(Figure dataset records)
= = = = =

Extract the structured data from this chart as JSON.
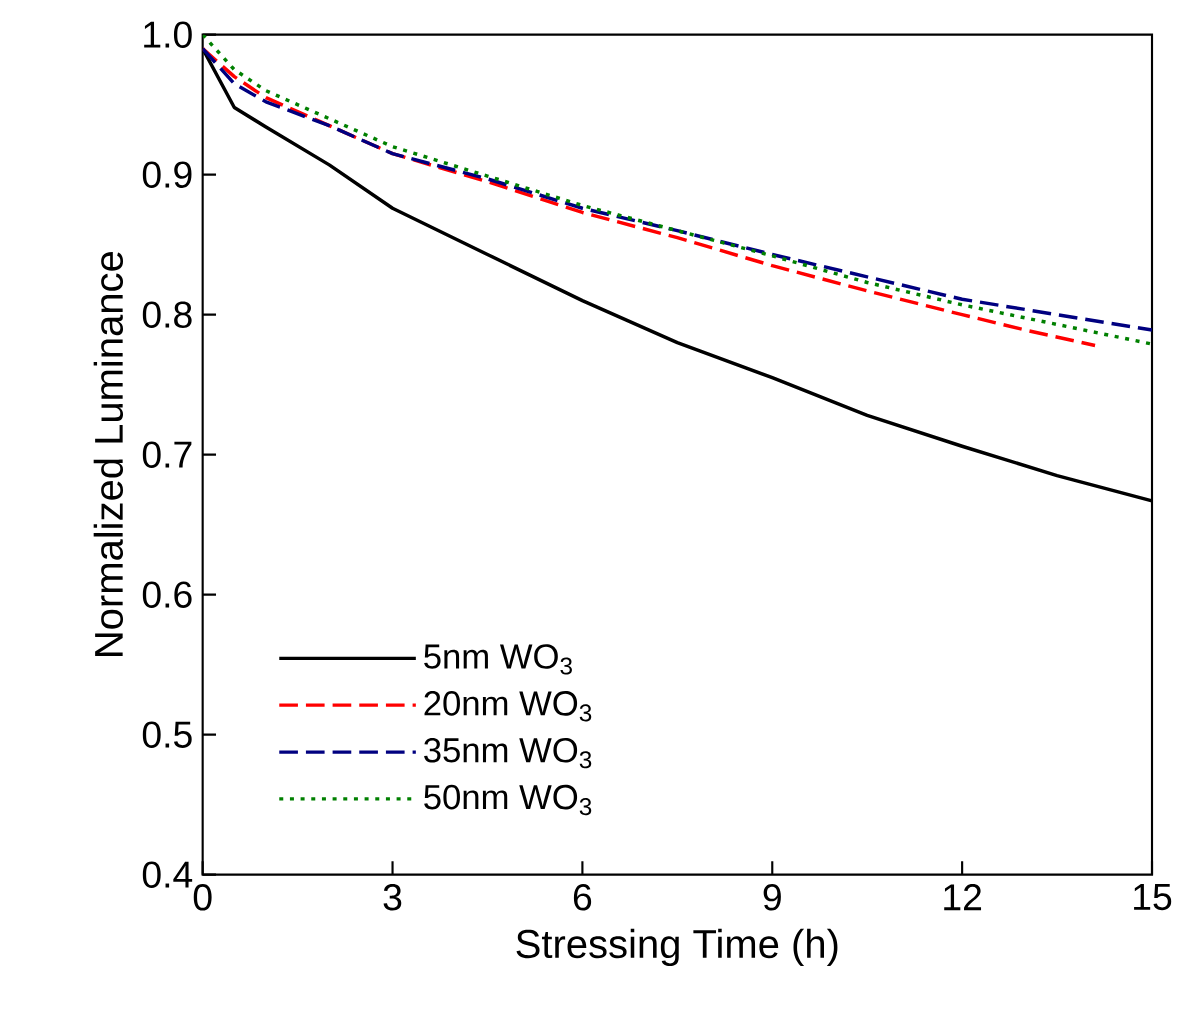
{
  "chart_data": {
    "type": "line",
    "xlabel": "Stressing Time (h)",
    "ylabel": "Normalized Luminance",
    "xlim": [
      0,
      15
    ],
    "ylim": [
      0.4,
      1.0
    ],
    "xticks": [
      0,
      3,
      6,
      9,
      12,
      15
    ],
    "yticks": [
      0.4,
      0.5,
      0.6,
      0.7,
      0.8,
      0.9,
      {
        "value": 1,
        "label": "1.0"
      }
    ],
    "grid": false,
    "legend": "bottom left",
    "marker": "none",
    "series": [
      {
        "name": "5nm WO$_{3}$",
        "color": "#000000",
        "line_style": "solid",
        "x": [
          0,
          0.5,
          1,
          2,
          3,
          4.5,
          6,
          7.5,
          9,
          10.5,
          12,
          13.5,
          15
        ],
        "values": [
          0.99,
          0.948,
          0.934,
          0.907,
          0.876,
          0.843,
          0.81,
          0.78,
          0.755,
          0.728,
          0.706,
          0.685,
          0.667
        ]
      },
      {
        "name": "20nm WO$_{3}$",
        "color": "#ff0000",
        "line_style": "dashed",
        "x": [
          0,
          0.5,
          1,
          2,
          3,
          4.5,
          6,
          7.5,
          9,
          10.5,
          12,
          13,
          14.1
        ],
        "values": [
          0.99,
          0.97,
          0.955,
          0.935,
          0.915,
          0.895,
          0.873,
          0.855,
          0.835,
          0.817,
          0.8,
          0.789,
          0.778
        ]
      },
      {
        "name": "35nm WO$_{3}$",
        "color": "#000080",
        "line_style": "dashed",
        "x": [
          0,
          0.5,
          1,
          2,
          3,
          4.5,
          6,
          7.5,
          9,
          10.5,
          12,
          13.5,
          15
        ],
        "values": [
          0.99,
          0.965,
          0.952,
          0.935,
          0.915,
          0.897,
          0.876,
          0.86,
          0.843,
          0.827,
          0.811,
          0.8,
          0.789
        ]
      },
      {
        "name": "50nm WO$_{3}$",
        "color": "#008000",
        "line_style": "dotted",
        "x": [
          0,
          0.5,
          1,
          2,
          3,
          4.5,
          6,
          7.5,
          9,
          10.5,
          12,
          13.5,
          15
        ],
        "values": [
          1.0,
          0.975,
          0.96,
          0.94,
          0.92,
          0.899,
          0.878,
          0.86,
          0.842,
          0.823,
          0.807,
          0.793,
          0.779
        ]
      }
    ]
  }
}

= = = = =

> [Exercise goal] Pull out the lines above in which the word "color" appears.

> [The reply]
        "color": "#000000",
        "color": "#ff0000",
        "color": "#000080",
        "color": "#008000",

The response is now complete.